• What the task requires
Give the data again, word for word.

• Material provided
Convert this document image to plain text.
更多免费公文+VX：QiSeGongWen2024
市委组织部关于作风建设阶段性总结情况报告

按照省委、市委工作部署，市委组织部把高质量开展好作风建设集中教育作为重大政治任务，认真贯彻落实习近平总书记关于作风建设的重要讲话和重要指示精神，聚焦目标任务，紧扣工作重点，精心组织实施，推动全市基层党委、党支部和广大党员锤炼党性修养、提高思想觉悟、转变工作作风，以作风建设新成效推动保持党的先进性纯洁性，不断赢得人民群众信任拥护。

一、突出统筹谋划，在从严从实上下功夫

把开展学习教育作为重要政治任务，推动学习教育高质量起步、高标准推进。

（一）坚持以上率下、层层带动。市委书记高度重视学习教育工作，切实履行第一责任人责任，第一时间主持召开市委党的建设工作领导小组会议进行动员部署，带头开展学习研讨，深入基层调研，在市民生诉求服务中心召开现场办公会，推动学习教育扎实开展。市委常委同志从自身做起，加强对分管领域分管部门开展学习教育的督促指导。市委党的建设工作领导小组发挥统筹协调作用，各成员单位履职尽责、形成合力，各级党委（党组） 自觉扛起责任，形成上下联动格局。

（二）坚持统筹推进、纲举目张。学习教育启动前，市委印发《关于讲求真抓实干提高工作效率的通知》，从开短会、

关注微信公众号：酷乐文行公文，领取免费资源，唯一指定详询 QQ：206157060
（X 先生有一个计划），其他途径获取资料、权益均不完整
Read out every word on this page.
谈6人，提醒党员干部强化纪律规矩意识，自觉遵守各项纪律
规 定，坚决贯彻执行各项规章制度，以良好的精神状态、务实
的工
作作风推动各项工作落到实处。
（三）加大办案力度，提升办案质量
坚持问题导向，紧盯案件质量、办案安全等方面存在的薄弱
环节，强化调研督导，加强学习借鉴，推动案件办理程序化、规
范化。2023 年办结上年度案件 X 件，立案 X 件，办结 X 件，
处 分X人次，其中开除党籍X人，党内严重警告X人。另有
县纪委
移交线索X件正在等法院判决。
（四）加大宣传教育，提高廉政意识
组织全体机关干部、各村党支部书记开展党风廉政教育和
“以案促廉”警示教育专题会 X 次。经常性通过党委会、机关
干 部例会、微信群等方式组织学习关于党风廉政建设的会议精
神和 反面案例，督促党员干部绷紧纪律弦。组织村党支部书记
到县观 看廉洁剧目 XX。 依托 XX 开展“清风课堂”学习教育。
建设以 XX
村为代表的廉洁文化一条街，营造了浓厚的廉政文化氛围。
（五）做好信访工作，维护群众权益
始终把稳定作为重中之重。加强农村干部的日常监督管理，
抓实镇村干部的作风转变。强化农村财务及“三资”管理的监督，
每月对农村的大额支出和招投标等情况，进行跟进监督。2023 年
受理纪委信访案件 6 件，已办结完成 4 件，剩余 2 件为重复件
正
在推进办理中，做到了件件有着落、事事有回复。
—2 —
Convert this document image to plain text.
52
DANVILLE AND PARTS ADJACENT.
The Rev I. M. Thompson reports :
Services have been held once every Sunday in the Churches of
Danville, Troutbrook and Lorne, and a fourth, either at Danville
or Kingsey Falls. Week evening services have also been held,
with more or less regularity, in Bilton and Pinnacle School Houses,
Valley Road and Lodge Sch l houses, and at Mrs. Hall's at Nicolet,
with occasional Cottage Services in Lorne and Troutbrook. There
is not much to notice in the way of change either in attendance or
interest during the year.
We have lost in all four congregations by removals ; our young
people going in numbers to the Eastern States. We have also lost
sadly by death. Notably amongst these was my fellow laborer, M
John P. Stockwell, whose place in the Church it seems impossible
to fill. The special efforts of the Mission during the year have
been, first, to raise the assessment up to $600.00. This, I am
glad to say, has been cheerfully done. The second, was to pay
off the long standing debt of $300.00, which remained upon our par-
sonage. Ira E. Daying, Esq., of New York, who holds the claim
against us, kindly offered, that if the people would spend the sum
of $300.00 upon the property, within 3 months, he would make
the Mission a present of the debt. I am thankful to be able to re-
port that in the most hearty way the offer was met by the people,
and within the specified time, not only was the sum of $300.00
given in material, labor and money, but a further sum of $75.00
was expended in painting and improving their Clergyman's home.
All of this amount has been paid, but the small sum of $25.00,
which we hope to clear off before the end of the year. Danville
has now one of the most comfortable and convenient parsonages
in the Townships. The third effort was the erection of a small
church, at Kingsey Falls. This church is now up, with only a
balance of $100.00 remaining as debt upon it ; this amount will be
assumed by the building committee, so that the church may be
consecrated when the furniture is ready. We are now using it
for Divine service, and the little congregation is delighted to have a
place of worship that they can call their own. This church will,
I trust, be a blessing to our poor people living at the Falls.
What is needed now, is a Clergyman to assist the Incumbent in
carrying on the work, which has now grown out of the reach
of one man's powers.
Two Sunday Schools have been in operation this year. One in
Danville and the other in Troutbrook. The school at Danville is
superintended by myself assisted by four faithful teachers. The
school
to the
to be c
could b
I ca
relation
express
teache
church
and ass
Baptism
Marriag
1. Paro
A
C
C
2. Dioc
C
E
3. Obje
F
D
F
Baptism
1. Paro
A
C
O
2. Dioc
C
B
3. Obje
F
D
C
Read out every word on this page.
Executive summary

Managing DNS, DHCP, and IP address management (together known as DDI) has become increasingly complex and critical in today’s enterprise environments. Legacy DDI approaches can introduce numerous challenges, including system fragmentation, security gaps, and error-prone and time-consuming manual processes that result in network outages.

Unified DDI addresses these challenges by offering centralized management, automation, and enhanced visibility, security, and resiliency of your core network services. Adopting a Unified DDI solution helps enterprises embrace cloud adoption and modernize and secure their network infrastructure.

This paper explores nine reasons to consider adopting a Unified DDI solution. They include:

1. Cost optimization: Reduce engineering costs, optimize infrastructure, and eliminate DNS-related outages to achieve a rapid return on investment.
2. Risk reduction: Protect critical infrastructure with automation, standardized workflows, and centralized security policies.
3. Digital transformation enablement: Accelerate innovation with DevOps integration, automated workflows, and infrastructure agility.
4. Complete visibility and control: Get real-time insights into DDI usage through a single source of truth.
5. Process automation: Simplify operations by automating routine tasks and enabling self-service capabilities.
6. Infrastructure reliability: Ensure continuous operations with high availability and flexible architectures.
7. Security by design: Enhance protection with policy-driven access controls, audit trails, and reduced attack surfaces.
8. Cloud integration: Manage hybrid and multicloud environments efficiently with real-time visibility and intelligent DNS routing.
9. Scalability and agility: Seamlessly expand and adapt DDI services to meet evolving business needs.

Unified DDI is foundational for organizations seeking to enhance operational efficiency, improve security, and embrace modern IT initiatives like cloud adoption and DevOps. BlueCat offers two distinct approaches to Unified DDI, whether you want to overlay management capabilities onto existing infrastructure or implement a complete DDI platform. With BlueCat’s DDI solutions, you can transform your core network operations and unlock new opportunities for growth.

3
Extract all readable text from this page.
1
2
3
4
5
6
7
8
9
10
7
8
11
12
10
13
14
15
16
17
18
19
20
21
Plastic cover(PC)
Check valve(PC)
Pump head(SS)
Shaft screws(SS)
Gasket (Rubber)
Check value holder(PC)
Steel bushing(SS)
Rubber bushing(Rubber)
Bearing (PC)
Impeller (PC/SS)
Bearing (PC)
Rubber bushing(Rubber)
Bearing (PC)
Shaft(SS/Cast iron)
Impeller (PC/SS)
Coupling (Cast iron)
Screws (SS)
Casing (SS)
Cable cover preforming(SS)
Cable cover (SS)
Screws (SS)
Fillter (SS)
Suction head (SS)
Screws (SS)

• Solved exercise
Convert this document image to plain text.
更多免费公文+VX：QiSeGongWen2024
市委组织部关于作风建设阶段性总结情况报告

按照省委、市委工作部署，市委组织部把高质量开展好作风建设集中教育作为重大政治任务，认真贯彻落实习近平总书记关于作风建设的重要讲话和重要指示精神，聚焦目标任务，紧扣工作重点，精心组织实施，推动全市基层党委、党支部和广大党员锤炼党性修养、提高思想觉悟、转变工作作风，以作风建设新成效推动保持党的先进性纯洁性，不断赢得人民群众信任拥护。

一、突出统筹谋划，在从严从实上下功夫

把开展学习教育作为重要政治任务，推动学习教育高质量起步、高标准推进。

（一）坚持以上率下、层层带动。市委书记高度重视学习教育工作，切实履行第一责任人责任，第一时间主持召开市委党的建设工作领导小组会议进行动员部署，带头开展学习研讨，深入基层调研，在市民生诉求服务中心召开现场办公会，推动学习教育扎实开展。市委常委同志从自身做起，加强对分管领域分管部门开展学习教育的督促指导。市委党的建设工作领导小组发挥统筹协调作用，各成员单位履职尽责、形成合力，各级党委（党组） 自觉扛起责任，形成上下联动格局。

（二）坚持统筹推进、纲举目张。学习教育启动前，市委印发《关于讲求真抓实干提高工作效率的通知》，从开短会、

关注微信公众号：酷乐文行公文，领取免费资源，唯一指定详询 QQ：206157060
（X 先生有一个计划），其他途径获取资料、权益均不完整
Read out every word on this page.
谈6人，提醒党员干部强化纪律规矩意识，自觉遵守各项纪律
规 定，坚决贯彻执行各项规章制度，以良好的精神状态、务实
的工
作作风推动各项工作落到实处。
（三）加大办案力度，提升办案质量
坚持问题导向，紧盯案件质量、办案安全等方面存在的薄弱
环节，强化调研督导，加强学习借鉴，推动案件办理程序化、规
范化。2023 年办结上年度案件 X 件，立案 X 件，办结 X 件，
处 分X人次，其中开除党籍X人，党内严重警告X人。另有
县纪委
移交线索X件正在等法院判决。
（四）加大宣传教育，提高廉政意识
组织全体机关干部、各村党支部书记开展党风廉政教育和
“以案促廉”警示教育专题会 X 次。经常性通过党委会、机关
干 部例会、微信群等方式组织学习关于党风廉政建设的会议精
神和 反面案例，督促党员干部绷紧纪律弦。组织村党支部书记
到县观 看廉洁剧目 XX。 依托 XX 开展“清风课堂”学习教育。
建设以 XX
村为代表的廉洁文化一条街，营造了浓厚的廉政文化氛围。
（五）做好信访工作，维护群众权益
始终把稳定作为重中之重。加强农村干部的日常监督管理，
抓实镇村干部的作风转变。强化农村财务及“三资”管理的监督，
每月对农村的大额支出和招投标等情况，进行跟进监督。2023 年
受理纪委信访案件 6 件，已办结完成 4 件，剩余 2 件为重复件
正
在推进办理中，做到了件件有着落、事事有回复。
—2 —
Convert this document image to plain text.
52
DANVILLE AND PARTS ADJACENT.
The Rev I. M. Thompson reports :
Services have been held once every Sunday in the Churches of
Danville, Troutbrook and Lorne, and a fourth, either at Danville
or Kingsey Falls. Week evening services have also been held,
with more or less regularity, in Bilton and Pinnacle School Houses,
Valley Road and Lodge Sch l houses, and at Mrs. Hall's at Nicolet,
with occasional Cottage Services in Lorne and Troutbrook. There
is not much to notice in the way of change either in attendance or
interest during the year.
We have lost in all four congregations by removals ; our young
people going in numbers to the Eastern States. We have also lost
sadly by death. Notably amongst these was my fellow laborer, M
John P. Stockwell, whose place in the Church it seems impossible
to fill. The special efforts of the Mission during the year have
been, first, to raise the assessment up to $600.00. This, I am
glad to say, has been cheerfully done. The second, was to pay
off the long standing debt of $300.00, which remained upon our par-
sonage. Ira E. Daying, Esq., of New York, who holds the claim
against us, kindly offered, that if the people would spend the sum
of $300.00 upon the property, within 3 months, he would make
the Mission a present of the debt. I am thankful to be able to re-
port that in the most hearty way the offer was met by the people,
and within the specified time, not only was the sum of $300.00
given in material, labor and money, but a further sum of $75.00
was expended in painting and improving their Clergyman's home.
All of this amount has been paid, but the small sum of $25.00,
which we hope to clear off before the end of the year. Danville
has now one of the most comfortable and convenient parsonages
in the Townships. The third effort was the erection of a small
church, at Kingsey Falls. This church is now up, with only a
balance of $100.00 remaining as debt upon it ; this amount will be
assumed by the building committee, so that the church may be
consecrated when the furniture is ready. We are now using it
for Divine service, and the little congregation is delighted to have a
place of worship that they can call their own. This church will,
I trust, be a blessing to our poor people living at the Falls.
What is needed now, is a Clergyman to assist the Incumbent in
carrying on the work, which has now grown out of the reach
of one man's powers.
Two Sunday Schools have been in operation this year. One in
Danville and the other in Troutbrook. The school at Danville is
superintended by myself assisted by four faithful teachers. The
school
to the
to be c
could b
I ca
relation
express
teache
church
and ass
Baptism
Marriag
1. Paro
A
C
C
2. Dioc
C
E
3. Obje
F
D
F
Baptism
1. Paro
A
C
O
2. Dioc
C
B
3. Obje
F
D
C
Read out every word on this page.
Executive summary

Managing DNS, DHCP, and IP address management (together known as DDI) has become increasingly complex and critical in today’s enterprise environments. Legacy DDI approaches can introduce numerous challenges, including system fragmentation, security gaps, and error-prone and time-consuming manual processes that result in network outages.

Unified DDI addresses these challenges by offering centralized management, automation, and enhanced visibility, security, and resiliency of your core network services. Adopting a Unified DDI solution helps enterprises embrace cloud adoption and modernize and secure their network infrastructure.

This paper explores nine reasons to consider adopting a Unified DDI solution. They include:

1. Cost optimization: Reduce engineering costs, optimize infrastructure, and eliminate DNS-related outages to achieve a rapid return on investment.
2. Risk reduction: Protect critical infrastructure with automation, standardized workflows, and centralized security policies.
3. Digital transformation enablement: Accelerate innovation with DevOps integration, automated workflows, and infrastructure agility.
4. Complete visibility and control: Get real-time insights into DDI usage through a single source of truth.
5. Process automation: Simplify operations by automating routine tasks and enabling self-service capabilities.
6. Infrastructure reliability: Ensure continuous operations with high availability and flexible architectures.
7. Security by design: Enhance protection with policy-driven access controls, audit trails, and reduced attack surfaces.
8. Cloud integration: Manage hybrid and multicloud environments efficiently with real-time visibility and intelligent DNS routing.
9. Scalability and agility: Seamlessly expand and adapt DDI services to meet evolving business needs.

Unified DDI is foundational for organizations seeking to enhance operational efficiency, improve security, and embrace modern IT initiatives like cloud adoption and DevOps. BlueCat offers two distinct approaches to Unified DDI, whether you want to overlay management capabilities onto existing infrastructure or implement a complete DDI platform. With BlueCat’s DDI solutions, you can transform your core network operations and unlock new opportunities for growth.

3
Extract all readable text from this page.
1
2
3
4
5
6
7
8
9
10
7
8
11
12
10
13
14
15
16
17
18
19
20
21
Plastic cover(PC)
Check valve(PC)
Pump head(SS)
Shaft screws(SS)
Gasket (Rubber)
Check value holder(PC)
Steel bushing(SS)
Rubber bushing(Rubber)
Bearing (PC)
Impeller (PC/SS)
Bearing (PC)
Rubber bushing(Rubber)
Bearing (PC)
Shaft(SS/Cast iron)
Impeller (PC/SS)
Coupling (Cast iron)
Screws (SS)
Casing (SS)
Cable cover preforming(SS)
Cable cover (SS)
Screws (SS)
Fillter (SS)
Suction head (SS)
Screws (SS)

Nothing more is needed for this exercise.